Work to be completed ▸
Without the pictures, repeat the listing character for character.

Data in this exercise ▸
--------------------
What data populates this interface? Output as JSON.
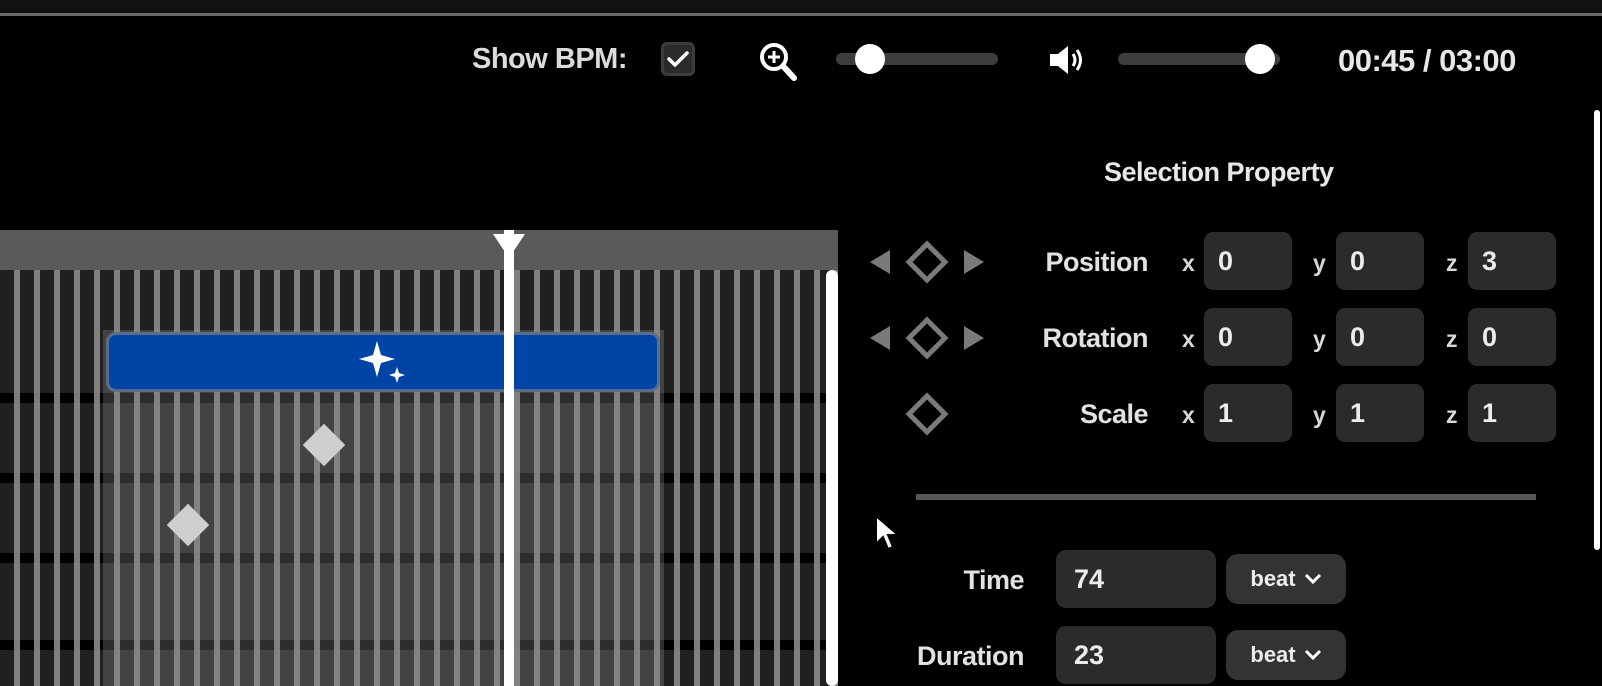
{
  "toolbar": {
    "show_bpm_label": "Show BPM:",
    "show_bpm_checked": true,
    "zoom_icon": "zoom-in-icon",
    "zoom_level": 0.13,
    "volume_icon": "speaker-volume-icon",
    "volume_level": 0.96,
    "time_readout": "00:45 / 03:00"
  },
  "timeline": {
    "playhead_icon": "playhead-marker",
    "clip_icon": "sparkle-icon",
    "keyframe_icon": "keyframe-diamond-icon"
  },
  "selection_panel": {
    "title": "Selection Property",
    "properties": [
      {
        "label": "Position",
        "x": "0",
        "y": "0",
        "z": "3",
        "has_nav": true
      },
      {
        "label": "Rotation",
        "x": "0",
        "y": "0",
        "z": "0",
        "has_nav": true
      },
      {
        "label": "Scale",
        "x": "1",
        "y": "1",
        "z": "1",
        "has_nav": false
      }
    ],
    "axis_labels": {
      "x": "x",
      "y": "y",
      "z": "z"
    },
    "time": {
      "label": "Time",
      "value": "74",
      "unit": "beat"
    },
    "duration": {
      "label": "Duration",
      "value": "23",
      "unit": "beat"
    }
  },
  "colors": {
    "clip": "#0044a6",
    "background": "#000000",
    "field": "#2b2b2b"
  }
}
--------------------
Reply ▸
What data populates this interface? Output as JSON.
{
  "toolbar": {
    "show_bpm_label": "Show BPM:",
    "show_bpm_checked": true,
    "zoom_icon": "zoom-in-icon",
    "zoom_level": 0.13,
    "volume_icon": "speaker-volume-icon",
    "volume_level": 0.96,
    "time_readout": "00:45 / 03:00"
  },
  "timeline": {
    "playhead_icon": "playhead-marker",
    "clip_icon": "sparkle-icon",
    "keyframe_icon": "keyframe-diamond-icon"
  },
  "selection_panel": {
    "title": "Selection Property",
    "properties": [
      {
        "label": "Position",
        "x": "0",
        "y": "0",
        "z": "3",
        "has_nav": true
      },
      {
        "label": "Rotation",
        "x": "0",
        "y": "0",
        "z": "0",
        "has_nav": true
      },
      {
        "label": "Scale",
        "x": "1",
        "y": "1",
        "z": "1",
        "has_nav": false
      }
    ],
    "axis_labels": {
      "x": "x",
      "y": "y",
      "z": "z"
    },
    "time": {
      "label": "Time",
      "value": "74",
      "unit": "beat"
    },
    "duration": {
      "label": "Duration",
      "value": "23",
      "unit": "beat"
    }
  },
  "colors": {
    "clip": "#0044a6",
    "background": "#000000",
    "field": "#2b2b2b"
  }
}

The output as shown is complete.